The previously fractured fanbase was brought together and this was reflected by three collective responses: the end-of-season one to the players once relegation was confirmed, the number of season tickets sold for the third tier and the turn-out for the opening home fixture against Sunderland on August 10th.
Some people will be thinking, ‘Hold on. Sunderland is not your average League One fixture. Wait until Accrington, Fleetwood or Rochdale come to Suffolk. Fair enough. However, this was not one of those ‘discounted tickets’ occasions which boost the attendance.
Even taking away the 1,800 visiting support, over 22,000 Town fans paid to watch a third division match – which is what a rebranded League One effectively is.
To put this into context, the Portman Road gate yesterday has only been matched in recent years by East Anglian derbies and the ‘Bobby Robson’ fixture with Newcastle.
In the first year when I had a season ticket, 1984/85, when Bobby Ferguson could still call upon Cooper, Burley, Butcher, Osman and Gates, most of our top division attendances were well below the Sunderland figure.
Town fans are, as I have already said, venturing into the unknown, with trips to unfamiliar locations and stadia. Clubs such as Rochdale, Accrington and Fleetwood will bring precious few visiting supporters to Portman Road. There is very little glamour in the lower reaches of the EFL.

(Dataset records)
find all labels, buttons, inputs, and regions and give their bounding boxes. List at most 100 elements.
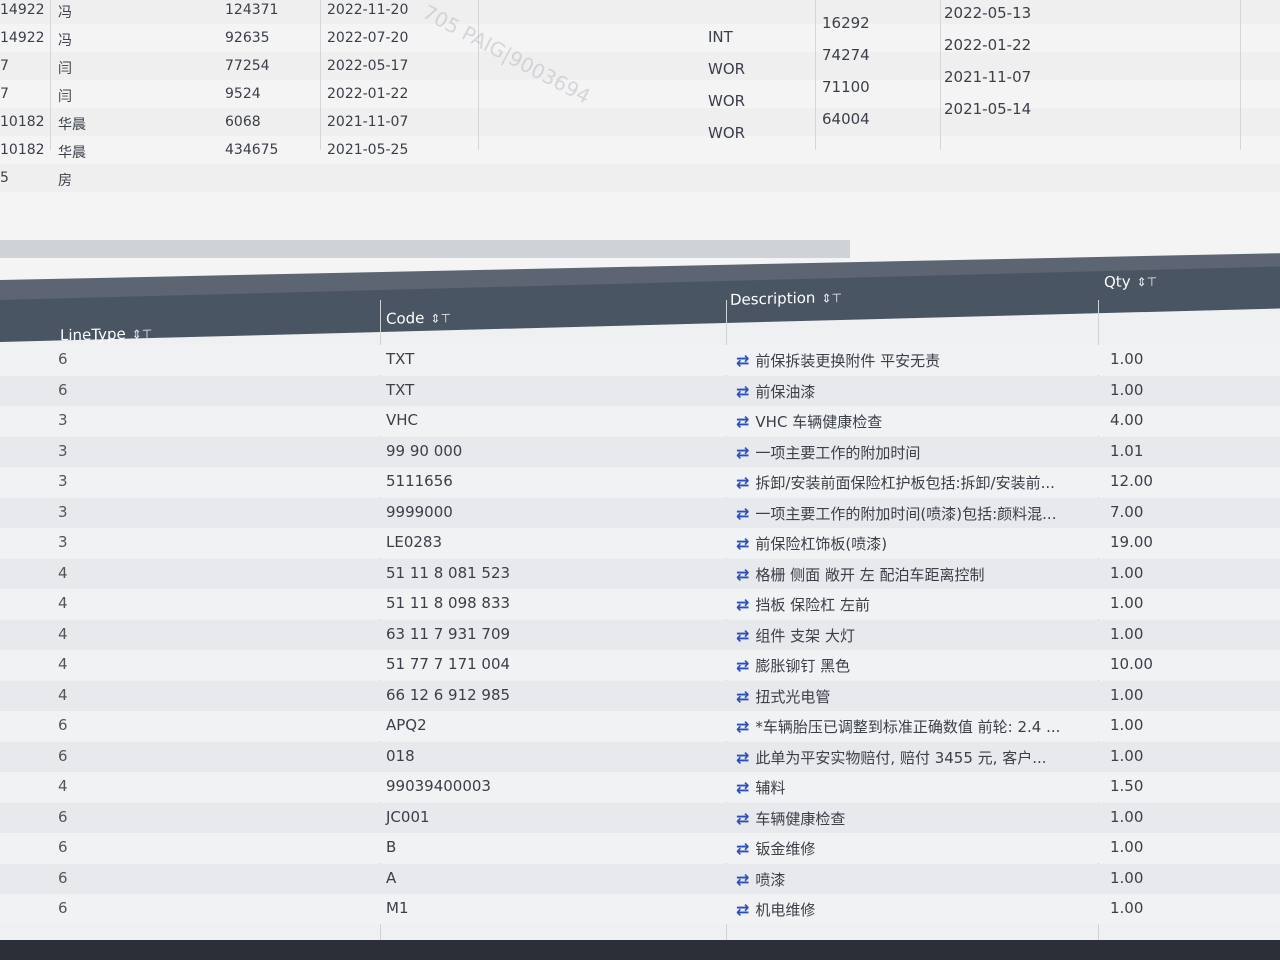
table-row[interactable]: 3 VHC ⇄ VHC 车辆健康检查 4.00 [0,406,1280,436]
swap-arrows-icon[interactable]: ⇄ [736,473,749,492]
swap-arrows-icon[interactable]: ⇄ [736,351,749,370]
description-text: 机电维修 [755,901,816,919]
cell-qty: 1.00 [1110,746,1144,765]
upper-right-row[interactable]: WOR 74274 2022-01-22 [0,30,1280,78]
table-row[interactable]: 3 5111656 ⇄ 拆卸/安装前面保险杠护板包括:拆卸/安装前... 12.00 [0,467,1280,497]
cell-code: 51 77 7 171 004 [386,655,511,673]
swap-arrows-icon[interactable]: ⇄ [736,534,749,553]
cell-description: ⇄ 膨胀铆钉 黑色 [736,655,850,676]
swap-arrows-icon[interactable]: ⇄ [736,626,749,645]
cell-description: ⇄ 钣金维修 [736,838,815,859]
sort-filter-icon[interactable]: ⇕⊤ [132,327,153,342]
table-row[interactable]: 4 51 11 8 098 833 ⇄ 挡板 保险杠 左前 1.00 [0,589,1280,619]
upper-right-row[interactable]: WOR 64004 2021-05-14 [0,90,1280,142]
swap-arrows-icon[interactable]: ⇄ [736,595,749,614]
swap-arrows-icon[interactable]: ⇄ [736,412,749,431]
column-header-linetype[interactable]: LineType ⇕⊤ [60,324,153,345]
description-text: 钣金维修 [755,840,816,858]
swap-arrows-icon[interactable]: ⇄ [736,443,749,462]
table-row[interactable]: 4 63 11 7 931 709 ⇄ 组件 支架 大灯 1.00 [0,619,1280,650]
table-row[interactable]: 6 B ⇄ 钣金维修 1.00 [0,833,1280,863]
scrollbar-thumb[interactable] [0,240,850,258]
horizontal-scrollbar[interactable] [0,240,850,258]
table-row[interactable]: 4 66 12 6 912 985 ⇄ 扭式光电管 1.00 [0,680,1280,711]
sort-filter-icon[interactable]: ⇕⊤ [821,291,842,306]
cell-description: ⇄ 格栅 侧面 敞开 左 配泊车距离控制 [736,564,984,585]
cell-description: ⇄ 一项主要工作的附加时间 [736,442,920,463]
cell-description: ⇄ *车辆胎压已调整到标准正确数值 前轮: 2.4 ... [736,716,1060,737]
sort-filter-icon[interactable]: ⇕⊤ [430,311,451,326]
table-row[interactable]: 3 LE0283 ⇄ 前保险杠饰板(喷漆) 19.00 [0,528,1280,558]
cell-code: 51 11 8 081 523 [386,563,511,582]
swap-arrows-icon[interactable]: ⇄ [736,717,749,736]
cell-description: ⇄ 机电维修 [736,899,815,920]
upper-right-cell-type: WOR [708,124,746,142]
cell-description: ⇄ 前保油漆 [736,381,815,402]
cell-linetype: 6 [58,716,68,734]
cell-qty: 4.00 [1110,411,1144,429]
swap-arrows-icon[interactable]: ⇄ [736,778,749,797]
cell-code: APQ2 [386,716,427,734]
cell-code: 51 11 8 098 833 [386,594,511,612]
swap-arrows-icon[interactable]: ⇄ [736,748,749,767]
table-row[interactable]: 6 A ⇄ 喷漆 1.00 [0,863,1280,894]
swap-arrows-icon[interactable]: ⇄ [736,900,749,919]
cell-qty: 1.00 [1110,624,1144,643]
cell-linetype: 4 [58,777,68,795]
swap-arrows-icon[interactable]: ⇄ [736,809,749,828]
upper-table-row[interactable]: 10182 华晨 434675 2021-05-25 [0,136,1280,164]
cell-linetype: 6 [58,899,68,917]
cell-qty: 1.00 [1110,838,1144,856]
swap-arrows-icon[interactable]: ⇄ [736,656,749,675]
table-row[interactable]: 6 018 ⇄ 此单为平安实物赔付, 赔付 3455 元, 客户... 1.00 [0,741,1280,772]
upper-right-cell-date: 2021-05-14 [944,100,1032,118]
cell-linetype: 6 [58,380,68,399]
table-row[interactable]: 6 JC001 ⇄ 车辆健康检查 1.00 [0,802,1280,833]
swap-arrows-icon[interactable]: ⇄ [736,382,749,401]
cell-code: B [386,838,397,856]
column-header-qty[interactable]: Qty ⇕⊤ [1104,272,1157,291]
column-header-description[interactable]: Description ⇕⊤ [730,288,842,309]
table-row[interactable]: 6 M1 ⇄ 机电维修 1.00 [0,894,1280,924]
description-text: 一项主要工作的附加时间 [755,443,921,462]
table-row[interactable]: 4 99039400003 ⇄ 辅料 1.50 [0,772,1280,802]
description-text: 车辆健康检查 [755,809,846,828]
description-text: 膨胀铆钉 黑色 [755,657,851,675]
upper-table-row[interactable]: 5房 [0,164,1280,192]
upper-cell-name: 房 [58,173,72,189]
table-row[interactable]: 6 APQ2 ⇄ *车辆胎压已调整到标准正确数值 前轮: 2.4 ... 1.00 [0,711,1280,741]
cell-qty: 19.00 [1110,533,1153,551]
swap-arrows-icon[interactable]: ⇄ [736,504,749,523]
cell-description: ⇄ VHC 车辆健康检查 [736,411,882,432]
description-text: 此单为平安实物赔付, 赔付 3455 元, 客户... [755,748,1047,767]
table-row[interactable]: 6 TXT ⇄ 前保拆装更换附件 平安无责 1.00 [0,345,1280,375]
cell-qty: 1.00 [1110,807,1144,826]
cell-linetype: 3 [58,441,68,460]
upper-right-row[interactable]: INT 16292 2022-05-13 [0,0,1280,46]
table-row[interactable]: 3 99 90 000 ⇄ 一项主要工作的附加时间 1.01 [0,436,1280,467]
cell-code: 99039400003 [386,777,491,795]
table-row[interactable]: 3 9999000 ⇄ 一项主要工作的附加时间(喷漆)包括:颜料混... 7.00 [0,497,1280,528]
description-text: *车辆胎压已调整到标准正确数值 前轮: 2.4 ... [755,718,1061,736]
sort-filter-icon[interactable]: ⇕⊤ [1137,275,1158,290]
swap-arrows-icon[interactable]: ⇄ [736,565,749,584]
cell-linetype: 4 [58,563,68,582]
table-row[interactable]: 4 51 77 7 171 004 ⇄ 膨胀铆钉 黑色 10.00 [0,650,1280,680]
description-text: 拆卸/安装前面保险杠护板包括:拆卸/安装前... [755,474,1055,492]
upper-right-row[interactable]: WOR 71100 2021-11-07 [0,60,1280,110]
swap-arrows-icon[interactable]: ⇄ [736,870,749,889]
table-row[interactable]: 4 51 11 8 081 523 ⇄ 格栅 侧面 敞开 左 配泊车距离控制 1.00 [0,558,1280,589]
swap-arrows-icon[interactable]: ⇄ [736,839,749,858]
description-text: 扭式光电管 [755,687,831,706]
upper-cell-date: 2021-05-25 [327,142,409,158]
cell-linetype: 6 [58,868,68,887]
cell-qty: 7.00 [1110,502,1144,521]
column-header-code[interactable]: Code ⇕⊤ [386,308,451,328]
cell-linetype: 6 [58,746,68,765]
cell-code: A [386,868,397,887]
cell-description: ⇄ 此单为平安实物赔付, 赔付 3455 元, 客户... [736,747,1047,768]
cell-linetype: 3 [58,502,68,521]
swap-arrows-icon[interactable]: ⇄ [736,687,749,706]
table-row[interactable]: 6 TXT ⇄ 前保油漆 1.00 [0,375,1280,406]
upper-cell-name: 华晨 [58,145,86,161]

Actions to take |
**A)** In the football fan text, which club did Town face in the opening home fixture on August 10th?
**B)** Please transcribe the part of the records that opens with the line containing "table-row[interactable]: 3 VHC" and closes with the line containing "cell-description: ⇄ 机电维修 [736,899,815,920]", including both of those lines.
The text and the records have no connection to each other.

Responses to the exercise |
**A)** Sunderland.

**B)**
table-row[interactable]: 3 VHC ⇄ VHC 车辆健康检查 4.00 [0,406,1280,436]
swap-arrows-icon[interactable]: ⇄ [736,473,749,492]
swap-arrows-icon[interactable]: ⇄ [736,351,749,370]
description-text: 机电维修 [755,901,816,919]
cell-qty: 1.00 [1110,746,1144,765]
upper-right-row[interactable]: WOR 74274 2022-01-22 [0,30,1280,78]
table-row[interactable]: 3 5111656 ⇄ 拆卸/安装前面保险杠护板包括:拆卸/安装前... 12.00 [0,467,1280,497]
cell-code: 51 77 7 171 004 [386,655,511,673]
swap-arrows-icon[interactable]: ⇄ [736,534,749,553]
cell-description: ⇄ 膨胀铆钉 黑色 [736,655,850,676]
swap-arrows-icon[interactable]: ⇄ [736,626,749,645]
cell-description: ⇄ 钣金维修 [736,838,815,859]
sort-filter-icon[interactable]: ⇕⊤ [132,327,153,342]
table-row[interactable]: 4 51 11 8 098 833 ⇄ 挡板 保险杠 左前 1.00 [0,589,1280,619]
upper-right-row[interactable]: WOR 64004 2021-05-14 [0,90,1280,142]
swap-arrows-icon[interactable]: ⇄ [736,595,749,614]
swap-arrows-icon[interactable]: ⇄ [736,412,749,431]
column-header-linetype[interactable]: LineType ⇕⊤ [60,324,153,345]
description-text: 钣金维修 [755,840,816,858]
swap-arrows-icon[interactable]: ⇄ [736,443,749,462]
table-row[interactable]: 4 63 11 7 931 709 ⇄ 组件 支架 大灯 1.00 [0,619,1280,650]
table-row[interactable]: 6 B ⇄ 钣金维修 1.00 [0,833,1280,863]
scrollbar-thumb[interactable] [0,240,850,258]
horizontal-scrollbar[interactable] [0,240,850,258]
table-row[interactable]: 4 66 12 6 912 985 ⇄ 扭式光电管 1.00 [0,680,1280,711]
sort-filter-icon[interactable]: ⇕⊤ [821,291,842,306]
cell-description: ⇄ 格栅 侧面 敞开 左 配泊车距离控制 [736,564,984,585]
cell-description: ⇄ 一项主要工作的附加时间 [736,442,920,463]
cell-description: ⇄ *车辆胎压已调整到标准正确数值 前轮: 2.4 ... [736,716,1060,737]
sort-filter-icon[interactable]: ⇕⊤ [430,311,451,326]
table-row[interactable]: 3 LE0283 ⇄ 前保险杠饰板(喷漆) 19.00 [0,528,1280,558]
cell-code: 51 11 8 081 523 [386,563,511,582]
swap-arrows-icon[interactable]: ⇄ [736,717,749,736]
cell-description: ⇄ 机电维修 [736,899,815,920]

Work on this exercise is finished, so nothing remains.